▸ **MATERIAL PROVIDED**:
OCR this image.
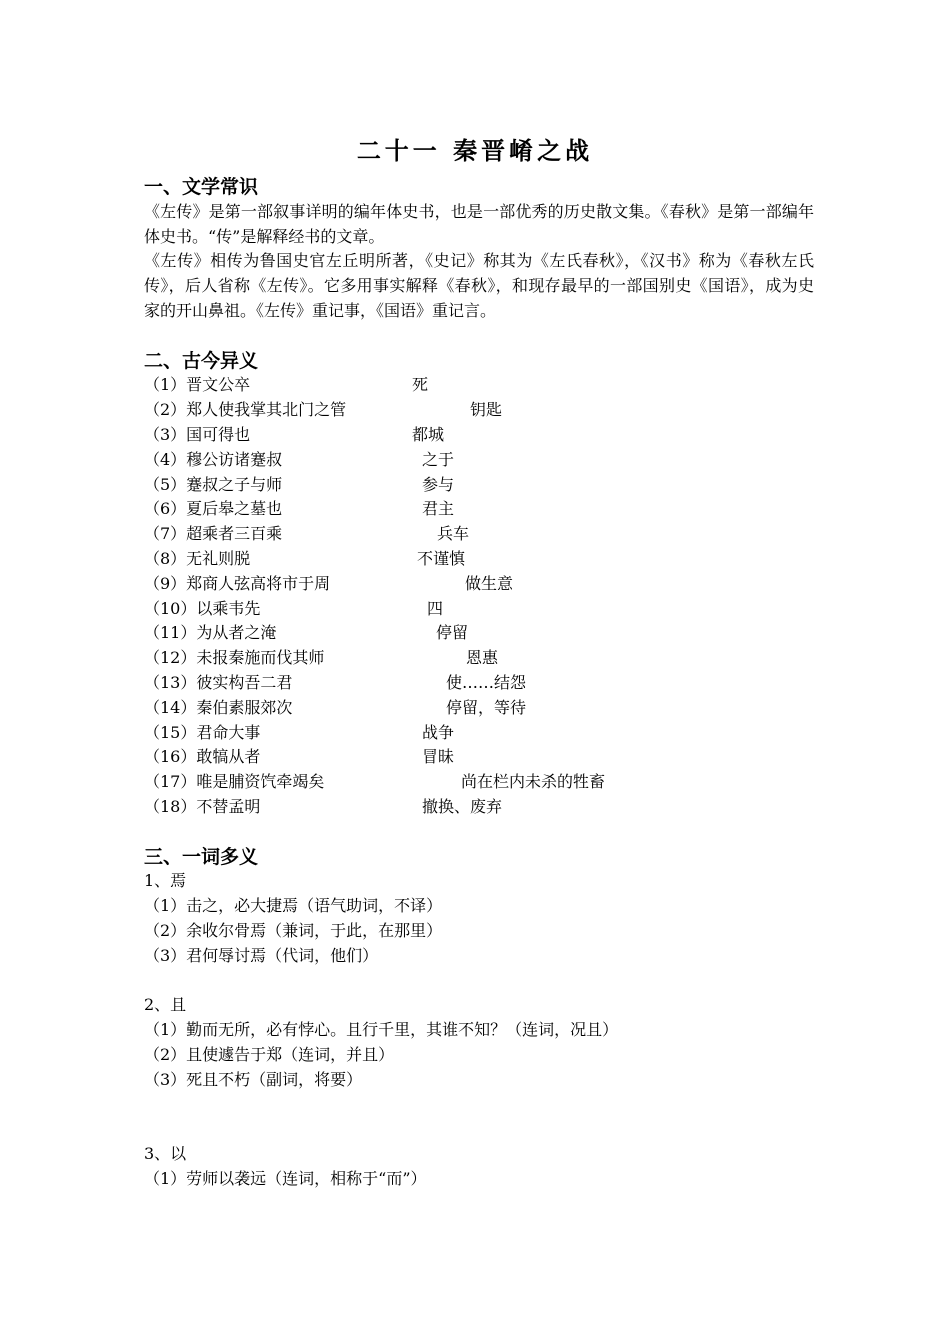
二十一 秦晋崤之战
一、文学常识
《左传》是第一部叙事详明的编年体史书，也是一部优秀的历史散文集。《春秋》是第一部编年体史书。“传”是解释经书的文章。
《左传》相传为鲁国史官左丘明所著，《史记》称其为《左氏春秋》，《汉书》称为《春秋左氏传》，后人省称《左传》。它多用事实解释《春秋》，和现存最早的一部国别史《国语》，成为史家的开山鼻祖。《左传》重记事，《国语》重记言。
二、古今异义
（1）晋文公卒	死
（2）郑人使我掌其北门之管	钥匙
（3）国可得也	都城
（4）穆公访诸蹇叔	之于
（5）蹇叔之子与师	参与
（6）夏后皋之墓也	君主
（7）超乘者三百乘	兵车
（8）无礼则脱	不谨慎
（9）郑商人弦高将市于周	做生意
（10）以乘韦先	四
（11）为从者之淹	停留
（12）未报秦施而伐其师	恩惠
（13）彼实构吾二君	使……结怨
（14）秦伯素服郊次	停留，等待
（15）君命大事	战争
（16）敢犒从者	冒昧
（17）唯是脯资饩牵竭矣	尚在栏内未杀的牲畜
（18）不替孟明	撤换、废弃
三、一词多义
1、焉
（1）击之，必大捷焉（语气助词，不译）
（2）余收尔骨焉（兼词，于此，在那里）
（3）君何辱讨焉（代词，他们）
2、且
（1）勤而无所，必有悖心。且行千里，其谁不知？（连词，况且）
（2）且使遽告于郑（连词，并且）
（3）死且不朽（副词，将要）
3、以
（1）劳师以袭远（连词，相称于“而”）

▸ **AIM**: All of the data above should be quoted exactly, except for the pictures.

▸ **REPLY TO THE TASK**:
OCR this image.
二十一 秦晋崤之战
一、文学常识
《左传》是第一部叙事详明的编年体史书，也是一部优秀的历史散文集。《春秋》是第一部编年体史书。“传”是解释经书的文章。
《左传》相传为鲁国史官左丘明所著，《史记》称其为《左氏春秋》，《汉书》称为《春秋左氏传》，后人省称《左传》。它多用事实解释《春秋》，和现存最早的一部国别史《国语》，成为史家的开山鼻祖。《左传》重记事，《国语》重记言。
二、古今异义
（1）晋文公卒	死
（2）郑人使我掌其北门之管	钥匙
（3）国可得也	都城
（4）穆公访诸蹇叔	之于
（5）蹇叔之子与师	参与
（6）夏后皋之墓也	君主
（7）超乘者三百乘	兵车
（8）无礼则脱	不谨慎
（9）郑商人弦高将市于周	做生意
（10）以乘韦先	四
（11）为从者之淹	停留
（12）未报秦施而伐其师	恩惠
（13）彼实构吾二君	使……结怨
（14）秦伯素服郊次	停留，等待
（15）君命大事	战争
（16）敢犒从者	冒昧
（17）唯是脯资饩牵竭矣	尚在栏内未杀的牲畜
（18）不替孟明	撤换、废弃
三、一词多义
1、焉
（1）击之，必大捷焉（语气助词，不译）
（2）余收尔骨焉（兼词，于此，在那里）
（3）君何辱讨焉（代词，他们）
2、且
（1）勤而无所，必有悖心。且行千里，其谁不知？（连词，况且）
（2）且使遽告于郑（连词，并且）
（3）死且不朽（副词，将要）
3、以
（1）劳师以袭远（连词，相称于“而”）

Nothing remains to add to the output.